%%

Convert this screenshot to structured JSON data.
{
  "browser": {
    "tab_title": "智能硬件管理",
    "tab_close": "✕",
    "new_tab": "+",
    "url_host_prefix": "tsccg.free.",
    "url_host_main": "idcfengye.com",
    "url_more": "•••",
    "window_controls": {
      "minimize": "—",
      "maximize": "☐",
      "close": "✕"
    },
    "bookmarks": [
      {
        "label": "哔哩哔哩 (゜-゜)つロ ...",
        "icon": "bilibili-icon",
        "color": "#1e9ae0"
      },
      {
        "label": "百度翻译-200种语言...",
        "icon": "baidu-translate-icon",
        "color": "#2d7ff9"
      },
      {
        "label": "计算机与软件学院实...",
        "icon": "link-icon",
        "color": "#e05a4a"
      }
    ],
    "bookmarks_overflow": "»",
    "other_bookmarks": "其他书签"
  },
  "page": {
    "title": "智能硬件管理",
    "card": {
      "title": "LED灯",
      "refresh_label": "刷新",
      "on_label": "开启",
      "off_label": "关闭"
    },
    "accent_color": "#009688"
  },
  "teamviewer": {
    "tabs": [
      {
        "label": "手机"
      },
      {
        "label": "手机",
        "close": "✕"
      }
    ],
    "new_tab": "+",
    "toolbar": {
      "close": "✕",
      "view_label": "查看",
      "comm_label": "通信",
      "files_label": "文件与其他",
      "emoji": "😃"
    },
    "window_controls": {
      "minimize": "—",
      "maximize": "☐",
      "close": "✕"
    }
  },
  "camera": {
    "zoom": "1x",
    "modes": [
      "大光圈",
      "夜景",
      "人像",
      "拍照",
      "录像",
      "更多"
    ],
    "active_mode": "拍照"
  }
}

%%

■ Exercise brief
Every line of the data above should be reproduced word for word.

■ Right answer
Convert this screenshot to structured JSON data.
{
  "browser": {
    "tab_title": "智能硬件管理",
    "tab_close": "✕",
    "new_tab": "+",
    "url_host_prefix": "tsccg.free.",
    "url_host_main": "idcfengye.com",
    "url_more": "•••",
    "window_controls": {
      "minimize": "—",
      "maximize": "☐",
      "close": "✕"
    },
    "bookmarks": [
      {
        "label": "哔哩哔哩 (゜-゜)つロ ...",
        "icon": "bilibili-icon",
        "color": "#1e9ae0"
      },
      {
        "label": "百度翻译-200种语言...",
        "icon": "baidu-translate-icon",
        "color": "#2d7ff9"
      },
      {
        "label": "计算机与软件学院实...",
        "icon": "link-icon",
        "color": "#e05a4a"
      }
    ],
    "bookmarks_overflow": "»",
    "other_bookmarks": "其他书签"
  },
  "page": {
    "title": "智能硬件管理",
    "card": {
      "title": "LED灯",
      "refresh_label": "刷新",
      "on_label": "开启",
      "off_label": "关闭"
    },
    "accent_color": "#009688"
  },
  "teamviewer": {
    "tabs": [
      {
        "label": "手机"
      },
      {
        "label": "手机",
        "close": "✕"
      }
    ],
    "new_tab": "+",
    "toolbar": {
      "close": "✕",
      "view_label": "查看",
      "comm_label": "通信",
      "files_label": "文件与其他",
      "emoji": "😃"
    },
    "window_controls": {
      "minimize": "—",
      "maximize": "☐",
      "close": "✕"
    }
  },
  "camera": {
    "zoom": "1x",
    "modes": [
      "大光圈",
      "夜景",
      "人像",
      "拍照",
      "录像",
      "更多"
    ],
    "active_mode": "拍照"
  }
}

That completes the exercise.